Objective:
Your task is to copy the listing exactly. Drop any pictures from the copy.

Collected data entries:
↓

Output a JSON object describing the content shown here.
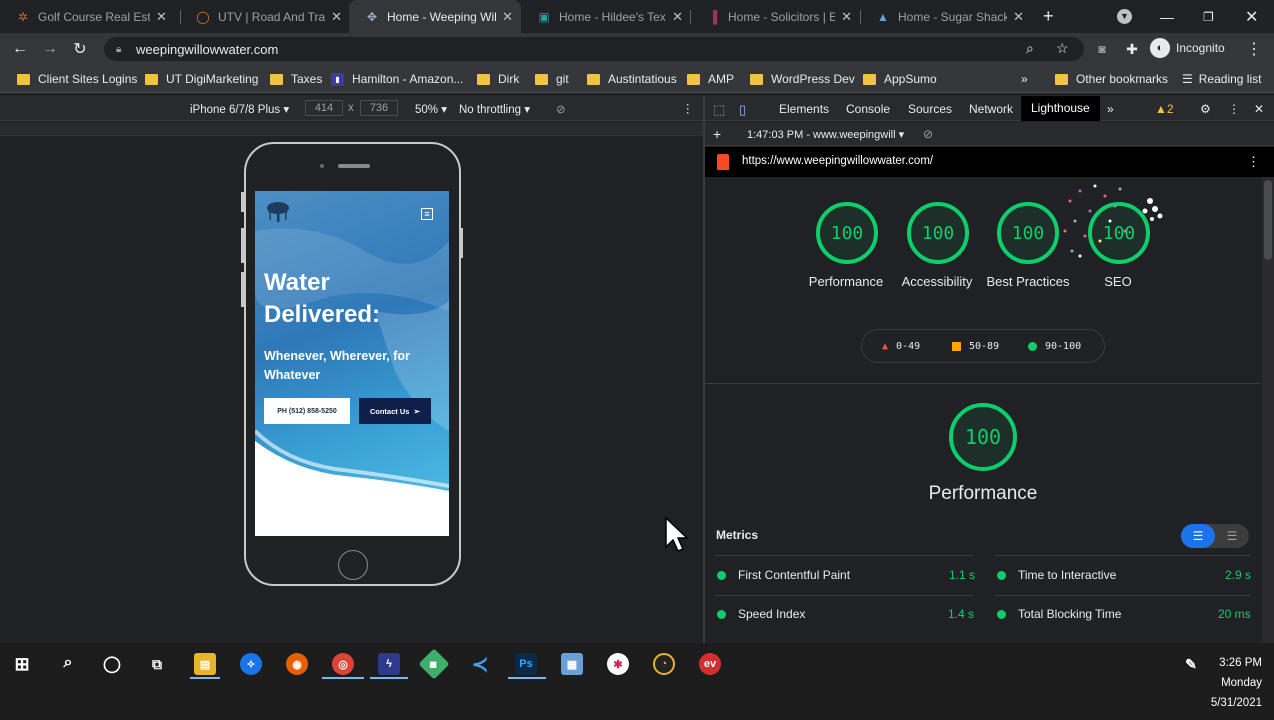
{
  "tabs": [
    {
      "title": "Golf Course Real Estate",
      "icon": "tree-favicon-icon",
      "color": "#c46a2b"
    },
    {
      "title": "UTV | Road And Track",
      "icon": "circle-favicon-icon",
      "color": "#e07a1f"
    },
    {
      "title": "Home - Weeping Willow",
      "icon": "willow-favicon-icon",
      "color": "#9fb4d8",
      "active": true
    },
    {
      "title": "Home - Hildee's Texas",
      "icon": "hildee-favicon-icon",
      "color": "#1aa3a3"
    },
    {
      "title": "Home - Solicitors | Est",
      "icon": "solicitors-favicon-icon",
      "color": "#a0325a"
    },
    {
      "title": "Home - Sugar Shack B",
      "icon": "sugar-shack-favicon-icon",
      "color": "#5aa9e6"
    }
  ],
  "address": {
    "url": "weepingwillowwater.com",
    "profile": "Incognito"
  },
  "bookmarks": [
    {
      "label": "Client Sites Logins"
    },
    {
      "label": "UT DigiMarketing"
    },
    {
      "label": "Taxes"
    },
    {
      "label": "Hamilton - Amazon..."
    },
    {
      "label": "Dirk"
    },
    {
      "label": "git"
    },
    {
      "label": "Austintatious"
    },
    {
      "label": "AMP"
    },
    {
      "label": "WordPress Dev"
    },
    {
      "label": "AppSumo"
    }
  ],
  "bookmarks_right": {
    "other": "Other bookmarks",
    "reading": "Reading list"
  },
  "device_toolbar": {
    "device": "iPhone 6/7/8 Plus",
    "width": "414",
    "height": "736",
    "zoom": "50%",
    "throttling": "No throttling"
  },
  "site": {
    "title": "Water Delivered:",
    "subtitle": "Whenever, Wherever, for Whatever",
    "phone_button": "PH (512) 858-5250",
    "contact_button": "Contact Us"
  },
  "devtools": {
    "tabs": [
      "Elements",
      "Console",
      "Sources",
      "Network",
      "Lighthouse"
    ],
    "active_tab": "Lighthouse",
    "warnings": "2",
    "report_time": "1:47:03 PM - www.weepingwill",
    "report_url": "https://www.weepingwillowwater.com/"
  },
  "lighthouse": {
    "scores": [
      {
        "label": "Performance",
        "value": "100"
      },
      {
        "label": "Accessibility",
        "value": "100"
      },
      {
        "label": "Best Practices",
        "value": "100"
      },
      {
        "label": "SEO",
        "value": "100"
      }
    ],
    "legend": {
      "fail": "0-49",
      "average": "50-89",
      "pass": "90-100"
    },
    "main_score": "100",
    "main_label": "Performance",
    "metrics_title": "Metrics",
    "metrics": [
      {
        "name": "First Contentful Paint",
        "value": "1.1 s"
      },
      {
        "name": "Time to Interactive",
        "value": "2.9 s"
      },
      {
        "name": "Speed Index",
        "value": "1.4 s"
      },
      {
        "name": "Total Blocking Time",
        "value": "20 ms"
      }
    ],
    "colors": {
      "pass": "#0cce6b",
      "average": "#ffa400",
      "fail": "#ff4e42"
    }
  },
  "clock": {
    "time": "3:26 PM",
    "day": "Monday",
    "date": "5/31/2021"
  }
}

↑

Task response:
Output a JSON object describing the content shown here.
{
  "tabs": [
    {
      "title": "Golf Course Real Estate",
      "icon": "tree-favicon-icon",
      "color": "#c46a2b"
    },
    {
      "title": "UTV | Road And Track",
      "icon": "circle-favicon-icon",
      "color": "#e07a1f"
    },
    {
      "title": "Home - Weeping Willow",
      "icon": "willow-favicon-icon",
      "color": "#9fb4d8",
      "active": true
    },
    {
      "title": "Home - Hildee's Texas",
      "icon": "hildee-favicon-icon",
      "color": "#1aa3a3"
    },
    {
      "title": "Home - Solicitors | Est",
      "icon": "solicitors-favicon-icon",
      "color": "#a0325a"
    },
    {
      "title": "Home - Sugar Shack B",
      "icon": "sugar-shack-favicon-icon",
      "color": "#5aa9e6"
    }
  ],
  "address": {
    "url": "weepingwillowwater.com",
    "profile": "Incognito"
  },
  "bookmarks": [
    {
      "label": "Client Sites Logins"
    },
    {
      "label": "UT DigiMarketing"
    },
    {
      "label": "Taxes"
    },
    {
      "label": "Hamilton - Amazon..."
    },
    {
      "label": "Dirk"
    },
    {
      "label": "git"
    },
    {
      "label": "Austintatious"
    },
    {
      "label": "AMP"
    },
    {
      "label": "WordPress Dev"
    },
    {
      "label": "AppSumo"
    }
  ],
  "bookmarks_right": {
    "other": "Other bookmarks",
    "reading": "Reading list"
  },
  "device_toolbar": {
    "device": "iPhone 6/7/8 Plus",
    "width": "414",
    "height": "736",
    "zoom": "50%",
    "throttling": "No throttling"
  },
  "site": {
    "title": "Water Delivered:",
    "subtitle": "Whenever, Wherever, for Whatever",
    "phone_button": "PH (512) 858-5250",
    "contact_button": "Contact Us"
  },
  "devtools": {
    "tabs": [
      "Elements",
      "Console",
      "Sources",
      "Network",
      "Lighthouse"
    ],
    "active_tab": "Lighthouse",
    "warnings": "2",
    "report_time": "1:47:03 PM - www.weepingwill",
    "report_url": "https://www.weepingwillowwater.com/"
  },
  "lighthouse": {
    "scores": [
      {
        "label": "Performance",
        "value": "100"
      },
      {
        "label": "Accessibility",
        "value": "100"
      },
      {
        "label": "Best Practices",
        "value": "100"
      },
      {
        "label": "SEO",
        "value": "100"
      }
    ],
    "legend": {
      "fail": "0-49",
      "average": "50-89",
      "pass": "90-100"
    },
    "main_score": "100",
    "main_label": "Performance",
    "metrics_title": "Metrics",
    "metrics": [
      {
        "name": "First Contentful Paint",
        "value": "1.1 s"
      },
      {
        "name": "Time to Interactive",
        "value": "2.9 s"
      },
      {
        "name": "Speed Index",
        "value": "1.4 s"
      },
      {
        "name": "Total Blocking Time",
        "value": "20 ms"
      }
    ],
    "colors": {
      "pass": "#0cce6b",
      "average": "#ffa400",
      "fail": "#ff4e42"
    }
  },
  "clock": {
    "time": "3:26 PM",
    "day": "Monday",
    "date": "5/31/2021"
  }
}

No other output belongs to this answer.